* [WHAT YOU HAVE TO DO]
Spot every line with the word "während" and return it.

=== RECORDED INFORMATION ===

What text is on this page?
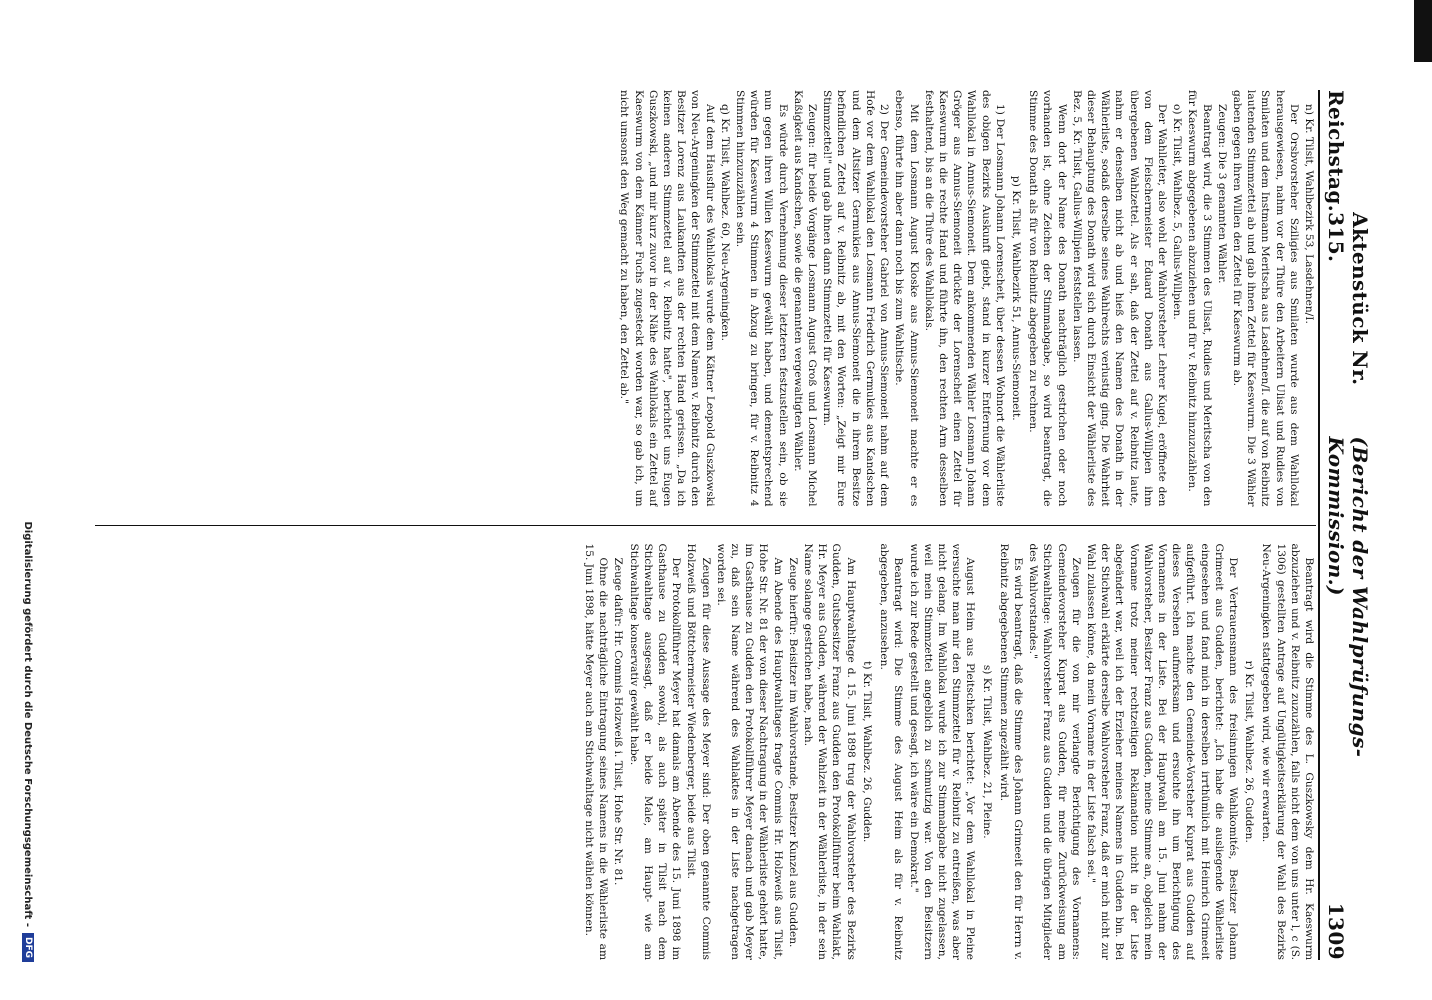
Reichstag.
Aktenstück Nr. 315.
(Bericht der Wahlprüfungs-Kommission.)
1309

n) Kr. Tilsit, Wahlbezirk 53, Lasdehnen/I.

Der Orsbvorsteher Sziligies aus Smilaten wurde aus dem Wahllokal herausgewiesen, nahm vor der Thüre den Arbeitern Ulisat und Rudies von Smilaten und dem Instmann Meritscha aus Lasdehnen/I. die auf von Reibnitz lautenden Stimmzettel ab und gab ihnen Zettel für Kaeswurm. Die 3 Wähler gaben gegen ihren Willen den Zettel für Kaeswurm ab.

Zeugen: Die 3 genannten Wähler.

Beantragt wird, die 3 Stimmen des Ulisat, Rudies und Meritscha von den für Kaeswurm abgegebenen abzuziehen und für v. Reibnitz hinzuzuzählen.

o) Kr. Tilsit, Wahlbez. 5, Gallus-Willpien.

Der Wahlleiter, also wohl der Wahlvorsteher Lehrer Kugel, eröffnete den von dem Fleischermeister Eduard Donath aus Gallus-Willpien ihm übergebenen Wahlzettel. Als er sah, daß der Zettel auf v. Reibnitz laute, nahm er denselben nicht ab und hieß den Namen des Donath in der Wählerliste, sodaß derselbe seines Wahlrechts verlustig ging. Die Wahrheit dieser Behauptung des Donath wird sich durch Einsicht der Wählerliste des Bez. 5, Kr. Tilsit, Gallus-Willpien feststellen lassen.

Wenn dort der Name des Donath nachträglich gestrichen oder noch vorhanden ist, ohne Zeichen der Stimmabgabe, so wird beantragt, die Stimme des Donath als für von Reibnitz abgegeben zu rechnen.

p) Kr. Tilsit, Wahlbezirk 51, Annus-Siemoneit.

1) Der Losmann Johann Lorenscheit, über dessen Wohnort die Wählerliste des obigen Bezirks Auskunft giebt, stand in kurzer Entfernung vor dem Wahllokal in Annus-Siemoneit. Dem ankommenden Wähler Losmann Johann Gröger aus Annus-Siemoneit drückte der Lorenscheit einen Zettel für Kaeswurm in die rechte Hand und führte ihn, den rechten Arm desselben festhaltend, bis an die Thüre des Wahllokals.

Mit dem Losmann August Kloske aus Annus-Siemoneit machte er es ebenso, führte ihn aber dann noch bis zum Wahltische.

2) Der Gemeindevorsteher Gabriel von Annus-Siemoneit nahm auf dem Hofe vor dem Wahllokal den Losmann Friedrich Germukies aus Kandschen und dem Altsitzer Germukies aus Annus-Siemoneit die in ihrem Besitze befindlichen Zettel auf v. Reibnitz ab, mit den Worten: „Zeigt mir Eure Stimmzettel!" und gab ihnen dann Stimmzettel für Kaeswurm.

Zeugen: für beide Vorgänge Losmann August Groß und Losmann Michel Kaßigkeit aus Kandschen, sowie die genannten vergewaltigten Wähler.

Es würde durch Vernehmung dieser letzteren festzustellen sein, ob sie nun gegen ihren Willen Kaeswurm gewählt haben, und dementsprechend würden für Kaeswurm 4 Stimmen in Abzug zu bringen, für v. Reibnitz 4 Stimmen hinzuzuzählen sein.

q) Kr. Tilsit, Wahlbez. 60, Neu-Argeningken.

Auf dem Hausflur des Wahllokals wurde dem Kätner Leopold Guszkowski von Neu-Argeningken der Stimmzettel mit dem Namen v. Reibnitz durch den Besitzer Lorenz aus Laukandten aus der rechten Hand gerissen. „Da ich keinen anderen Stimmzettel auf v. Reibnitz hatte", berichtet uns Eugen Guszkowski, „und mir kurz zuvor in der Nähe des Wahllokals ein Zettel auf Kaeswurm von dem Kämner Fuchs zugesteckt worden war, so gab ich, um nicht umsonst den Weg gemacht zu haben, den Zettel ab."

Beantragt wird die Stimme des L. Guszkowsky dem Hr. Kaeswurm abzuziehen und v. Reibnitz zuzuzählen, falls nicht dem von uns unter l, c (S. 1306) gestellten Antrage auf Ungültigkeitserklärung der Wahl des Bezirks Neu-Argeningken stattgegeben wird, wie wir erwarten.

r) Kr. Tilsit, Wahlbez. 26, Gudden.

Der Vertrauensmann des freisinnigen Wahlkomités, Besitzer Johann Grimeeit aus Gudden, berichtet: „Ich habe die ausliegende Wählerliste eingesehen und fand mich in derselben irrthümlich mit Heinrich Grimeeit aufgeführt. Ich machte den Gemeinde-Vorsteher Kuprat aus Gudden auf dieses Versehen aufmerksam und ersuchte ihn um Berichtigung des Vornamens in der Liste. Bei der Hauptwahl am 15. Juni nahm der Wahlvorsteher, Besitzer Franz aus Gudden, meine Stimme an, obgleich mein Vorname trotz meiner rechtzeitigen Reklamation nicht in der Liste abgeändert war, weil ich der Erzieher meines Namens in Gudden bin. Bei der Stichwahl erklärte derselbe Wahlvorsteher Franz, daß er mich nicht zur Wahl zulassen könne, da mein Vorname in der Liste falsch sei."

Zeugen für die von mir verlangte Berichtigung des Vornamens: Gemeindevorsteher Kuprat aus Gudden, für meine Zurückweisung am Stichwahltage: Wahlvorsteher Franz aus Gudden und die übrigen Mitglieder des Wahlvorstandes."

Es wird beantragt, daß die Stimme des Johann Grimeeit den für Herrn v. Reibnitz abgegebenen Stimmen zugezählt wird.

s) Kr. Tilsit, Wahlbez. 21, Pleine.

August Heim aus Pleitschken berichtet: „Vor dem Wahllokal in Pleine versuchte man mir den Stimmzettel für v. Reibnitz zu entreißen, was aber nicht gelang. Im Wahllokal wurde ich zur Stimmabgabe nicht zugelassen, weil mein Stimmzettel angeblich zu schmutzig war. Von den Beisitzern wurde ich zur Rede gestellt und gesagt, ich wäre ein Demokrat."

Beantragt wird: Die Stimme des August Heim als für v. Reibnitz abgegeben, anzusehen.

t) Kr. Tilsit, Wahlbez. 26, Gudden.

Am Hauptwahltage d. 15. Juni 1898 trug der Wahlvorsteher des Bezirks Gudden, Gutsbesitzer Franz aus Gudden den Protokollführer beim Wahlakt, Hr. Meyer aus Gudden, während der Wahlzeit in der Wählerliste, in der sein Name solange gestrichen habe, nach.

Zeuge hierfür: Beisitzer im Wahlvorstande, Besitzer Kunzel aus Gudden.

Am Abende des Hauptwahltages fragte Commis Hr. Holzweiß aus Tilsit, Hohe Str. Nr. 81 der von dieser Nachtragung in der Wählerliste gehört hatte, im Gasthause zu Gudden den Protokollführer Meyer danach und gab Meyer zu, daß sein Name während des Wahlaktes in der Liste nachgetragen worden sei.

Zeugen für diese Aussage des Meyer sind: Der oben genannte Commis Holzweiß und Böttchermeister Wiedenberger, beide aus Tilsit.

Der Protokollführer Meyer hat damals am Abende des 15. Juni 1898 im Gasthause zu Gudden sowohl, als auch später in Tilsit nach dem Stichwahltage ausgesagt, daß er beide Male, am Haupt- wie am Stichwahltage konservativ gewählt habe.

Zeuge dafür: Hr. Commis Holzweiß i. Tilsit, Hohe Str. Nr. 81.

Ohne die nachträgliche Eintragung seines Namens in die Wählerliste am 15. Juni 1898, hätte Meyer auch am Stichwahltage nicht wählen können.

Digitalisierung gefördert durch die Deutsche Forschungsgemeinschaft -
DFG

===

* [THE SOLUTION]
Am Hauptwahltage d. 15. Juni 1898 trug der Wahlvorsteher des Bezirks Gudden, Gutsbesitzer Franz aus Gudden den Protokollführer beim Wahlakt, Hr. Meyer aus Gudden, während der Wahlzeit in der Wählerliste, in der sein Name solange gestrichen habe, nach.
Am Abende des Hauptwahltages fragte Commis Hr. Holzweiß aus Tilsit, Hohe Str. Nr. 81 der von dieser Nachtragung in der Wählerliste gehört hatte, im Gasthause zu Gudden den Protokollführer Meyer danach und gab Meyer zu, daß sein Name während des Wahlaktes in der Liste nachgetragen worden sei.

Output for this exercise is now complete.